[begin SELECTED EXCERPT]
Rummanah Aasi
  Andrew Clements is a very popular children's author that was popular during my elementary student teaching. His latest book, Extra Credit, tries to bridge very different cultures of the U.S. and Afghanistan together. I was curious how Clements would deal with the preconceived notions of both nations in a children's book.


Description: Three junior high kids, Abby, Amira, and Sadeed, are pen pals and exchange letters back and forth between rural Illinois and the mountainous Afghanistan. As the kids write and receive letters they begin to bridge a gap across cultural and religious divides by finding their commonality.

Review: Extra Credit is a story of three pen pals who couldn't be more different from one another. Abby and Sadeed are continents apart, but they forge a friendship that leaves both of them changed. Abby is a reluctant student who is very close to failing sixth grade. Afraid of being held back, Abby promises herself and to her parents that she will become a better student and pick up her grades. Her teacher offers her an extra-credit project: writing letters to a student in another country. An enthusiastic rock climber despite living in the Illinois prairie, Abby chooses Afghanistan because of its mountains. At first Abby puts little effort into her first letter, not sure of what to write but as she continues to write more she begins to learn things about Afghanistan that she didn't know about.
  In Afghanistan, Sadeed is one of the best students in his village. Due to his excellent English skills, he is selected to participate in the pen pal program, but the teacher and town leaders don't approve of a boy writing to a girl due to societal mores. Sadeed creates a plan in which Sadeed dictates the letters but his little sister, Amira, signs them. Proud, studious Sadeed secretly writes to Abby on his own, explaining the ruse, and they correspond until circumstances in both countries make it impossible.
[end SELECTED EXCERPT]
TO DO
- a) According to the review of Extra Credit, why does Abby pick Afghanistan for her letters?
- b) Write the next part of the review of Extra Credit, picking up after its final sentence.
The rows that come after this text can be left aside.
[begin GIVEN RECORDS]
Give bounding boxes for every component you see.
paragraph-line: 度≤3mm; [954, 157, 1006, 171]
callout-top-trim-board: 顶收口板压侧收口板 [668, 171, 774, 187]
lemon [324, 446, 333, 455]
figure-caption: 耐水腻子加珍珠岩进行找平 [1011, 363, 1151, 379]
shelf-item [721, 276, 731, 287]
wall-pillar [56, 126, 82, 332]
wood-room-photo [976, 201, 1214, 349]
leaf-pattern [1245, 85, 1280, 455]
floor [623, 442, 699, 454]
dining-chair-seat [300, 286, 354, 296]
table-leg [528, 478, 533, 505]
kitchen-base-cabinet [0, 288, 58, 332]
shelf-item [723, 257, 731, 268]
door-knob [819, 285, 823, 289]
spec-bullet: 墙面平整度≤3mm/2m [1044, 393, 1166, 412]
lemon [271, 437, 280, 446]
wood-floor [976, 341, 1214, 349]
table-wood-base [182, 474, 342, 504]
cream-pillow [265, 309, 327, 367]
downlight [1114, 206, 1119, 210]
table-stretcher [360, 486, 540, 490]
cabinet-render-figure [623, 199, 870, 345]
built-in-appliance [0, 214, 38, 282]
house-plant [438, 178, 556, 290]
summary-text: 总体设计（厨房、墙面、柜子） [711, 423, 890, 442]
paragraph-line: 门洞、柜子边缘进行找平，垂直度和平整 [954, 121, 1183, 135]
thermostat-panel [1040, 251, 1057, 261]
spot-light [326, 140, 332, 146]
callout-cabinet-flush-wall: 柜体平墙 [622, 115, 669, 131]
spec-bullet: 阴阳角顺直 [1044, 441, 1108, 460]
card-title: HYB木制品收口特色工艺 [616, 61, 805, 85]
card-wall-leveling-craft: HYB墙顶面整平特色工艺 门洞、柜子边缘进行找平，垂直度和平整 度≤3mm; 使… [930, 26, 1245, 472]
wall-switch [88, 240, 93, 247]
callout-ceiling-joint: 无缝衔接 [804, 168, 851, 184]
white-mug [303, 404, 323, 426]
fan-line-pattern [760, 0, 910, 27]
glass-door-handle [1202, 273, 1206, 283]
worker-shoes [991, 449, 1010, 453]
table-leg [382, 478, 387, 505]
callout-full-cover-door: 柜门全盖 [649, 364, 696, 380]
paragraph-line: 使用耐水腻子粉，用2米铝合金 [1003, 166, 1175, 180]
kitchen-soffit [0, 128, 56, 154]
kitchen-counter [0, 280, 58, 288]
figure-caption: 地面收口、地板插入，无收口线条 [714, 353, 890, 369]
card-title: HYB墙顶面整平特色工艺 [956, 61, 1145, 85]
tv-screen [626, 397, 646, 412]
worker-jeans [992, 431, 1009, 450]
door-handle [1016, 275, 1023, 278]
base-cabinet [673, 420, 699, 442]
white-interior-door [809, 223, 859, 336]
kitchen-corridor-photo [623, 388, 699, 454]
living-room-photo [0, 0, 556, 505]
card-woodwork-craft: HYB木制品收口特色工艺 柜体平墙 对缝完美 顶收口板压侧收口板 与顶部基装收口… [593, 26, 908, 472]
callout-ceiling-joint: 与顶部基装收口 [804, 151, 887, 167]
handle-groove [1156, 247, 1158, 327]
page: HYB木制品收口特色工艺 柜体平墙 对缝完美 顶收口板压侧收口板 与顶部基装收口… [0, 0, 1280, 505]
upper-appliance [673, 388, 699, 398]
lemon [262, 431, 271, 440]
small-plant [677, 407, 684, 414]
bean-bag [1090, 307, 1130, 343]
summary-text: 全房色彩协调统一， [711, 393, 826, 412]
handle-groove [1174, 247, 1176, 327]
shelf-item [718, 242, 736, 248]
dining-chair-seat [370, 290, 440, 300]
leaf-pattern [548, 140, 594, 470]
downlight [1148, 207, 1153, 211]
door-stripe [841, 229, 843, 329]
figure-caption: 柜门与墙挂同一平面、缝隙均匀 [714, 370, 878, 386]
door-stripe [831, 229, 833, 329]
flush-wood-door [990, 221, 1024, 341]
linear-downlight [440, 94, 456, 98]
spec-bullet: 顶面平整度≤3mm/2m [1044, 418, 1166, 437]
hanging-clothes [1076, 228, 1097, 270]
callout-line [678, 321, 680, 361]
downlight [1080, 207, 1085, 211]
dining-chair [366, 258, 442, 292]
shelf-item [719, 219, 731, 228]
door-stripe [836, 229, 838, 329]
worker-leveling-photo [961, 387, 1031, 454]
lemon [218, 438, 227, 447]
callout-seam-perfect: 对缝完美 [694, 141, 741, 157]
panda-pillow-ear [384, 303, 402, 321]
[end GIVEN RECORDS]
RESULTS OF THE TASKS
- a) She chooses Afghanistan because of its mountains.

- b)
  I really liked the plot description of the book, especially the nice plot twist that brings all three pen pals together. I also liked how the letters opened up the character's minds and have then think outside the box. My main problem with the story is that the conflict occurs too late, at about three fourths of the story. Instead of diving into the murky water of reality between these two countries with high tension or digging deeper into the Afghani culture, Clements sidesteps the challenge and writes a very tidy, unrealistic ending that doesn't address the issues. Perhaps he thought the heavy issues were a bit too much for younger readers, but I think young readers are smart enough to detect a nicely wrapped up and rushed ending. Though I admire Clements on writing a timely story, I felt as if I was missing the second half of the book and was left disappointed. Some reviewers have overlooked the neat ending and still enjoyed the book, but I didn't like it as much and felt a little cheated.

Rating: 3 stars

Words of Caution: None. Recommended for Grades 3 and up.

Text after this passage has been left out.